## Start ENTRIES

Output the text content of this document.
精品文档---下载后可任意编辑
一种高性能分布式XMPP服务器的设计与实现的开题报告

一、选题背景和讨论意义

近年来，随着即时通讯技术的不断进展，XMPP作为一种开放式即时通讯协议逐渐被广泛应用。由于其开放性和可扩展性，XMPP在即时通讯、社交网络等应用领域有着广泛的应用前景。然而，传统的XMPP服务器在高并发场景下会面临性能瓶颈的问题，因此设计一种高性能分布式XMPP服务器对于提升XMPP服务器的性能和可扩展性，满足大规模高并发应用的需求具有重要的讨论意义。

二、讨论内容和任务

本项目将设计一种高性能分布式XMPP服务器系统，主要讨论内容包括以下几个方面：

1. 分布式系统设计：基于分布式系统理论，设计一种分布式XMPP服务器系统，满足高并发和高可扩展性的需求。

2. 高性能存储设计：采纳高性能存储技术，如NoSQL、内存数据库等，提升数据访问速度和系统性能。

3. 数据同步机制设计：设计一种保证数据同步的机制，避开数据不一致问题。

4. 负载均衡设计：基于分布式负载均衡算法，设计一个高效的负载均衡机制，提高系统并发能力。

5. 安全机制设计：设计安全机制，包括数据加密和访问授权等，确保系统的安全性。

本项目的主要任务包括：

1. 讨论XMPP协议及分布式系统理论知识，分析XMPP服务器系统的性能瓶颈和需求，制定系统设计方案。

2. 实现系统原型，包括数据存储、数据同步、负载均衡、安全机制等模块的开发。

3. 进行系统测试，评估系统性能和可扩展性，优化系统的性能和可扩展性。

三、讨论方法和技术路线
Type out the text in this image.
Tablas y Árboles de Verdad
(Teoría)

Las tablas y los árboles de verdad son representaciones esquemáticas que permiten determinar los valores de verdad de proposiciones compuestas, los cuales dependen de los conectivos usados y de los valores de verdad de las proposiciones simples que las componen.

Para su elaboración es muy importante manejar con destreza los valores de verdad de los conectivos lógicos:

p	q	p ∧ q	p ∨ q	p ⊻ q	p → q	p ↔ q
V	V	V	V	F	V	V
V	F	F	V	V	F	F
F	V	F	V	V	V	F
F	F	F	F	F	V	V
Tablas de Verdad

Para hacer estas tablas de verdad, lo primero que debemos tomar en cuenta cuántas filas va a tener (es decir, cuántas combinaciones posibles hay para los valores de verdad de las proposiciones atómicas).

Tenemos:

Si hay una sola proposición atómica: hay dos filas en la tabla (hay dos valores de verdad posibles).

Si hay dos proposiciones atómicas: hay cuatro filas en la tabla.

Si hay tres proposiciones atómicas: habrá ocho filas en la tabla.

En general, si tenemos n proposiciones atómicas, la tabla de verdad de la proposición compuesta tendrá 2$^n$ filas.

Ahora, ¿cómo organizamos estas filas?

## End ENTRIES

* TASK DESCRIPTION *
Retype the whole listing, matching it exactly.

* SOLUTION FOR THIS TASK *
Output the text content of this document.
精品文档---下载后可任意编辑
一种高性能分布式XMPP服务器的设计与实现的开题报告

一、选题背景和讨论意义

近年来，随着即时通讯技术的不断进展，XMPP作为一种开放式即时通讯协议逐渐被广泛应用。由于其开放性和可扩展性，XMPP在即时通讯、社交网络等应用领域有着广泛的应用前景。然而，传统的XMPP服务器在高并发场景下会面临性能瓶颈的问题，因此设计一种高性能分布式XMPP服务器对于提升XMPP服务器的性能和可扩展性，满足大规模高并发应用的需求具有重要的讨论意义。

二、讨论内容和任务

本项目将设计一种高性能分布式XMPP服务器系统，主要讨论内容包括以下几个方面：

1. 分布式系统设计：基于分布式系统理论，设计一种分布式XMPP服务器系统，满足高并发和高可扩展性的需求。

2. 高性能存储设计：采纳高性能存储技术，如NoSQL、内存数据库等，提升数据访问速度和系统性能。

3. 数据同步机制设计：设计一种保证数据同步的机制，避开数据不一致问题。

4. 负载均衡设计：基于分布式负载均衡算法，设计一个高效的负载均衡机制，提高系统并发能力。

5. 安全机制设计：设计安全机制，包括数据加密和访问授权等，确保系统的安全性。

本项目的主要任务包括：

1. 讨论XMPP协议及分布式系统理论知识，分析XMPP服务器系统的性能瓶颈和需求，制定系统设计方案。

2. 实现系统原型，包括数据存储、数据同步、负载均衡、安全机制等模块的开发。

3. 进行系统测试，评估系统性能和可扩展性，优化系统的性能和可扩展性。

三、讨论方法和技术路线
Type out the text in this image.
Tablas y Árboles de Verdad
(Teoría)

Las tablas y los árboles de verdad son representaciones esquemáticas que permiten determinar los valores de verdad de proposiciones compuestas, los cuales dependen de los conectivos usados y de los valores de verdad de las proposiciones simples que las componen.

Para su elaboración es muy importante manejar con destreza los valores de verdad de los conectivos lógicos:

p	q	p ∧ q	p ∨ q	p ⊻ q	p → q	p ↔ q
V	V	V	V	F	V	V
V	F	F	V	V	F	F
F	V	F	V	V	V	F
F	F	F	F	F	V	V
Tablas de Verdad

Para hacer estas tablas de verdad, lo primero que debemos tomar en cuenta cuántas filas va a tener (es decir, cuántas combinaciones posibles hay para los valores de verdad de las proposiciones atómicas).

Tenemos:

Si hay una sola proposición atómica: hay dos filas en la tabla (hay dos valores de verdad posibles).

Si hay dos proposiciones atómicas: hay cuatro filas en la tabla.

Si hay tres proposiciones atómicas: habrá ocho filas en la tabla.

En general, si tenemos n proposiciones atómicas, la tabla de verdad de la proposición compuesta tendrá 2$^n$ filas.

Ahora, ¿cómo organizamos estas filas?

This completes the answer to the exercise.